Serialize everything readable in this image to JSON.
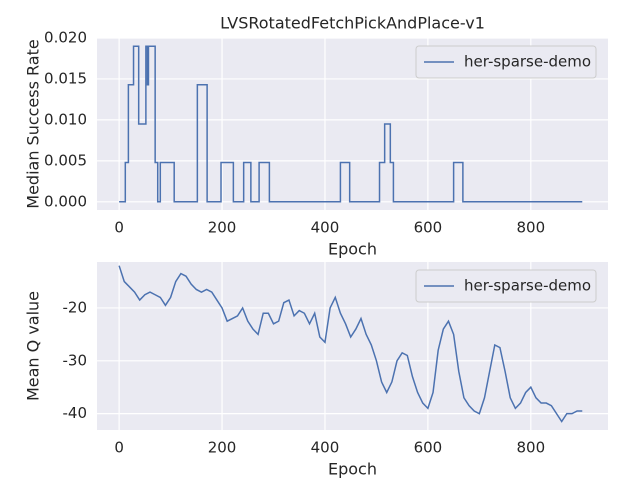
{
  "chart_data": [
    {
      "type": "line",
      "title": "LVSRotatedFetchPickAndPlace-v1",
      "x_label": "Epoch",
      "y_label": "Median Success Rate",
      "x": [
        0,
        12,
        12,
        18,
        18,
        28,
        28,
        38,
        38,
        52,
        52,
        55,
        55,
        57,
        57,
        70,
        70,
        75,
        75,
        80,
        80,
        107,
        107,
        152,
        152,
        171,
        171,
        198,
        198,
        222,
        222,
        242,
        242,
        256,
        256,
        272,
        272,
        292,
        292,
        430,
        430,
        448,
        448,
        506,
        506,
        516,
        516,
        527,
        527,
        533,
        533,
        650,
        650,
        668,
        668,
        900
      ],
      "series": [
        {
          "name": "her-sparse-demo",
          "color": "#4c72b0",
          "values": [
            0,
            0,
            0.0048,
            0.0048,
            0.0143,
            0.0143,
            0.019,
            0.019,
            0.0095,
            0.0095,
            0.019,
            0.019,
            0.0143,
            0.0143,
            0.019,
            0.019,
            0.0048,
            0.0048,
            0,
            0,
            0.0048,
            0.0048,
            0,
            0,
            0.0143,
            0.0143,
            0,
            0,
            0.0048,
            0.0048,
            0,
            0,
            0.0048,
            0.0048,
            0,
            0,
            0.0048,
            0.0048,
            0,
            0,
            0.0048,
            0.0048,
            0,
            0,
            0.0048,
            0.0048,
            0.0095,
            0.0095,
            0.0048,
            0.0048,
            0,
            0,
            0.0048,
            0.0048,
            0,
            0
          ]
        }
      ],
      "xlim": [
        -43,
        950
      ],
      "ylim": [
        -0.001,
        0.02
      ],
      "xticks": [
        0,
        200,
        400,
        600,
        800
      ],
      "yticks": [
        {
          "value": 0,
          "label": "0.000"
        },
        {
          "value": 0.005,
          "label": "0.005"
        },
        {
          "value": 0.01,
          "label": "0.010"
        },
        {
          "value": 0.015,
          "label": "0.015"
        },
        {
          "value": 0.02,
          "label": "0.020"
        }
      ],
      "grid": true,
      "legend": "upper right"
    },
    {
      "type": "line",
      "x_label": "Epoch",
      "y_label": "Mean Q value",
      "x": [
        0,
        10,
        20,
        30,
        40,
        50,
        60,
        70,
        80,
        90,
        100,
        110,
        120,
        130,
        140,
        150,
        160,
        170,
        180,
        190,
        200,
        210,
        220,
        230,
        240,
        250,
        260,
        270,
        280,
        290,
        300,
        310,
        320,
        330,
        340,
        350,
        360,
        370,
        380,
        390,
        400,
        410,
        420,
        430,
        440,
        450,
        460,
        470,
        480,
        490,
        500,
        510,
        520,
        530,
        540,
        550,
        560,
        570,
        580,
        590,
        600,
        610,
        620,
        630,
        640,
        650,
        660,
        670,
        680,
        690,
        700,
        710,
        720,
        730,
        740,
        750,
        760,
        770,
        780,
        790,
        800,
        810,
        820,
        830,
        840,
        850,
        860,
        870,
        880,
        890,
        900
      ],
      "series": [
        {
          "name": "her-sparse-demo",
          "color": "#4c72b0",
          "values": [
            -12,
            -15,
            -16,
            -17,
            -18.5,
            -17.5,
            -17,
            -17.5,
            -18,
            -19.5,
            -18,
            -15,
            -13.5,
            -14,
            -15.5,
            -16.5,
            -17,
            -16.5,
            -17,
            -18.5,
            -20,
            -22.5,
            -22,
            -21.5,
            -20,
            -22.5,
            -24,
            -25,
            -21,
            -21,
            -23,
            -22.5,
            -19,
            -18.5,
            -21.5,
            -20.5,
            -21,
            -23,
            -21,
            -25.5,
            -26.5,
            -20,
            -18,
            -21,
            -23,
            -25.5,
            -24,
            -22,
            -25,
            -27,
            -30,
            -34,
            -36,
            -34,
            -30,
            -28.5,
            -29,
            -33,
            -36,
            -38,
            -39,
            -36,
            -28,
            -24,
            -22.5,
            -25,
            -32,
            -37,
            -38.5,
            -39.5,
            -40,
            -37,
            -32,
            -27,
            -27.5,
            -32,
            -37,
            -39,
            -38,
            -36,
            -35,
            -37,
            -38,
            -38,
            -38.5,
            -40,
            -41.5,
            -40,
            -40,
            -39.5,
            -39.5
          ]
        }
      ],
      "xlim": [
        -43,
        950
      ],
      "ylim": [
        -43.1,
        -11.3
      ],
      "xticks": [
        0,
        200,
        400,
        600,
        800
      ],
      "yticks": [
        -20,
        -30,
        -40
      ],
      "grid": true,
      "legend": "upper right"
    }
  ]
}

● **The request**
Without the pictures, restate each entry exactly.

● **Final result**
Serialize everything readable in this image to JSON.
{
  "chart_data": [
    {
      "type": "line",
      "title": "LVSRotatedFetchPickAndPlace-v1",
      "x_label": "Epoch",
      "y_label": "Median Success Rate",
      "x": [
        0,
        12,
        12,
        18,
        18,
        28,
        28,
        38,
        38,
        52,
        52,
        55,
        55,
        57,
        57,
        70,
        70,
        75,
        75,
        80,
        80,
        107,
        107,
        152,
        152,
        171,
        171,
        198,
        198,
        222,
        222,
        242,
        242,
        256,
        256,
        272,
        272,
        292,
        292,
        430,
        430,
        448,
        448,
        506,
        506,
        516,
        516,
        527,
        527,
        533,
        533,
        650,
        650,
        668,
        668,
        900
      ],
      "series": [
        {
          "name": "her-sparse-demo",
          "color": "#4c72b0",
          "values": [
            0,
            0,
            0.0048,
            0.0048,
            0.0143,
            0.0143,
            0.019,
            0.019,
            0.0095,
            0.0095,
            0.019,
            0.019,
            0.0143,
            0.0143,
            0.019,
            0.019,
            0.0048,
            0.0048,
            0,
            0,
            0.0048,
            0.0048,
            0,
            0,
            0.0143,
            0.0143,
            0,
            0,
            0.0048,
            0.0048,
            0,
            0,
            0.0048,
            0.0048,
            0,
            0,
            0.0048,
            0.0048,
            0,
            0,
            0.0048,
            0.0048,
            0,
            0,
            0.0048,
            0.0048,
            0.0095,
            0.0095,
            0.0048,
            0.0048,
            0,
            0,
            0.0048,
            0.0048,
            0,
            0
          ]
        }
      ],
      "xlim": [
        -43,
        950
      ],
      "ylim": [
        -0.001,
        0.02
      ],
      "xticks": [
        0,
        200,
        400,
        600,
        800
      ],
      "yticks": [
        {
          "value": 0,
          "label": "0.000"
        },
        {
          "value": 0.005,
          "label": "0.005"
        },
        {
          "value": 0.01,
          "label": "0.010"
        },
        {
          "value": 0.015,
          "label": "0.015"
        },
        {
          "value": 0.02,
          "label": "0.020"
        }
      ],
      "grid": true,
      "legend": "upper right"
    },
    {
      "type": "line",
      "x_label": "Epoch",
      "y_label": "Mean Q value",
      "x": [
        0,
        10,
        20,
        30,
        40,
        50,
        60,
        70,
        80,
        90,
        100,
        110,
        120,
        130,
        140,
        150,
        160,
        170,
        180,
        190,
        200,
        210,
        220,
        230,
        240,
        250,
        260,
        270,
        280,
        290,
        300,
        310,
        320,
        330,
        340,
        350,
        360,
        370,
        380,
        390,
        400,
        410,
        420,
        430,
        440,
        450,
        460,
        470,
        480,
        490,
        500,
        510,
        520,
        530,
        540,
        550,
        560,
        570,
        580,
        590,
        600,
        610,
        620,
        630,
        640,
        650,
        660,
        670,
        680,
        690,
        700,
        710,
        720,
        730,
        740,
        750,
        760,
        770,
        780,
        790,
        800,
        810,
        820,
        830,
        840,
        850,
        860,
        870,
        880,
        890,
        900
      ],
      "series": [
        {
          "name": "her-sparse-demo",
          "color": "#4c72b0",
          "values": [
            -12,
            -15,
            -16,
            -17,
            -18.5,
            -17.5,
            -17,
            -17.5,
            -18,
            -19.5,
            -18,
            -15,
            -13.5,
            -14,
            -15.5,
            -16.5,
            -17,
            -16.5,
            -17,
            -18.5,
            -20,
            -22.5,
            -22,
            -21.5,
            -20,
            -22.5,
            -24,
            -25,
            -21,
            -21,
            -23,
            -22.5,
            -19,
            -18.5,
            -21.5,
            -20.5,
            -21,
            -23,
            -21,
            -25.5,
            -26.5,
            -20,
            -18,
            -21,
            -23,
            -25.5,
            -24,
            -22,
            -25,
            -27,
            -30,
            -34,
            -36,
            -34,
            -30,
            -28.5,
            -29,
            -33,
            -36,
            -38,
            -39,
            -36,
            -28,
            -24,
            -22.5,
            -25,
            -32,
            -37,
            -38.5,
            -39.5,
            -40,
            -37,
            -32,
            -27,
            -27.5,
            -32,
            -37,
            -39,
            -38,
            -36,
            -35,
            -37,
            -38,
            -38,
            -38.5,
            -40,
            -41.5,
            -40,
            -40,
            -39.5,
            -39.5
          ]
        }
      ],
      "xlim": [
        -43,
        950
      ],
      "ylim": [
        -43.1,
        -11.3
      ],
      "xticks": [
        0,
        200,
        400,
        600,
        800
      ],
      "yticks": [
        -20,
        -30,
        -40
      ],
      "grid": true,
      "legend": "upper right"
    }
  ]
}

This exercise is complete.